▸ **Set problem**
Please repeat all of the lines that follow, exactly as written.

====

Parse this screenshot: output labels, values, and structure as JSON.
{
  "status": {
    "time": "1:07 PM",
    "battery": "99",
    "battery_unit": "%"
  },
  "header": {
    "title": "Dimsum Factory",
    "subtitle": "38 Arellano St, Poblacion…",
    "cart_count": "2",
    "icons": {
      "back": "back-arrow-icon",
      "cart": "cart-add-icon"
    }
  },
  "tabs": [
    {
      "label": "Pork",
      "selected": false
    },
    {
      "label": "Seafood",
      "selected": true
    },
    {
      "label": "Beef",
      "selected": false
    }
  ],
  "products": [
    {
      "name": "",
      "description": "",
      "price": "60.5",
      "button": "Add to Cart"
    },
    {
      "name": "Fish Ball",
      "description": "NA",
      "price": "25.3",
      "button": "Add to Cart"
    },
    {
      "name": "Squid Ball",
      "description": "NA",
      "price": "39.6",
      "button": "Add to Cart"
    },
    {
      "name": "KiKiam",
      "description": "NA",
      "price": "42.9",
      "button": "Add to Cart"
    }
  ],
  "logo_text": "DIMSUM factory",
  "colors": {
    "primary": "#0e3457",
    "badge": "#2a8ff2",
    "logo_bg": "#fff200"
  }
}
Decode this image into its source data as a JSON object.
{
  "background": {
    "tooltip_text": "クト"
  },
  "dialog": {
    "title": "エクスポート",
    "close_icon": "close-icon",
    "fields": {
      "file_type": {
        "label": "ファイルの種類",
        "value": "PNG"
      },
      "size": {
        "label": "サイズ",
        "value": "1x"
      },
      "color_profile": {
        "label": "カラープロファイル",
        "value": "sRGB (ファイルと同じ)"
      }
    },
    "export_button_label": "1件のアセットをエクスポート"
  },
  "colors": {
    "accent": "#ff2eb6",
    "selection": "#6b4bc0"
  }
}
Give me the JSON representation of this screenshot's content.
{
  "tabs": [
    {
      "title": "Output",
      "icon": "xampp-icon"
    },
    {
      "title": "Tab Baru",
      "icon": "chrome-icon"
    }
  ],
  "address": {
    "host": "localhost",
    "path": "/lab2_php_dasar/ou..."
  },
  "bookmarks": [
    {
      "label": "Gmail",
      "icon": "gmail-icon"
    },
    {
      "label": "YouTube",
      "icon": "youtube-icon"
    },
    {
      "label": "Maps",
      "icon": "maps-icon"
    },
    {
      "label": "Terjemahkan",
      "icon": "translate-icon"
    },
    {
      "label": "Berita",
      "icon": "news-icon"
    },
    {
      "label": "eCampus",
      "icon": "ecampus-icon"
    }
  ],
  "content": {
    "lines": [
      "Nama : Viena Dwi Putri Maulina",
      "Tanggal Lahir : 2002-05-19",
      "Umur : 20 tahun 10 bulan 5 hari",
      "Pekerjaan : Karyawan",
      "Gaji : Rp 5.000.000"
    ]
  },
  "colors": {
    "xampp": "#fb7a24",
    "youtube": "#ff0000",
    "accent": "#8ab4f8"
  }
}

====

▸ **Response**
Parse this screenshot: output labels, values, and structure as JSON.
{
  "status": {
    "time": "1:07 PM",
    "battery": "99",
    "battery_unit": "%"
  },
  "header": {
    "title": "Dimsum Factory",
    "subtitle": "38 Arellano St, Poblacion…",
    "cart_count": "2",
    "icons": {
      "back": "back-arrow-icon",
      "cart": "cart-add-icon"
    }
  },
  "tabs": [
    {
      "label": "Pork",
      "selected": false
    },
    {
      "label": "Seafood",
      "selected": true
    },
    {
      "label": "Beef",
      "selected": false
    }
  ],
  "products": [
    {
      "name": "",
      "description": "",
      "price": "60.5",
      "button": "Add to Cart"
    },
    {
      "name": "Fish Ball",
      "description": "NA",
      "price": "25.3",
      "button": "Add to Cart"
    },
    {
      "name": "Squid Ball",
      "description": "NA",
      "price": "39.6",
      "button": "Add to Cart"
    },
    {
      "name": "KiKiam",
      "description": "NA",
      "price": "42.9",
      "button": "Add to Cart"
    }
  ],
  "logo_text": "DIMSUM factory",
  "colors": {
    "primary": "#0e3457",
    "badge": "#2a8ff2",
    "logo_bg": "#fff200"
  }
}
Decode this image into its source data as a JSON object.
{
  "background": {
    "tooltip_text": "クト"
  },
  "dialog": {
    "title": "エクスポート",
    "close_icon": "close-icon",
    "fields": {
      "file_type": {
        "label": "ファイルの種類",
        "value": "PNG"
      },
      "size": {
        "label": "サイズ",
        "value": "1x"
      },
      "color_profile": {
        "label": "カラープロファイル",
        "value": "sRGB (ファイルと同じ)"
      }
    },
    "export_button_label": "1件のアセットをエクスポート"
  },
  "colors": {
    "accent": "#ff2eb6",
    "selection": "#6b4bc0"
  }
}
Give me the JSON representation of this screenshot's content.
{
  "tabs": [
    {
      "title": "Output",
      "icon": "xampp-icon"
    },
    {
      "title": "Tab Baru",
      "icon": "chrome-icon"
    }
  ],
  "address": {
    "host": "localhost",
    "path": "/lab2_php_dasar/ou..."
  },
  "bookmarks": [
    {
      "label": "Gmail",
      "icon": "gmail-icon"
    },
    {
      "label": "YouTube",
      "icon": "youtube-icon"
    },
    {
      "label": "Maps",
      "icon": "maps-icon"
    },
    {
      "label": "Terjemahkan",
      "icon": "translate-icon"
    },
    {
      "label": "Berita",
      "icon": "news-icon"
    },
    {
      "label": "eCampus",
      "icon": "ecampus-icon"
    }
  ],
  "content": {
    "lines": [
      "Nama : Viena Dwi Putri Maulina",
      "Tanggal Lahir : 2002-05-19",
      "Umur : 20 tahun 10 bulan 5 hari",
      "Pekerjaan : Karyawan",
      "Gaji : Rp 5.000.000"
    ]
  },
  "colors": {
    "xampp": "#fb7a24",
    "youtube": "#ff0000",
    "accent": "#8ab4f8"
  }
}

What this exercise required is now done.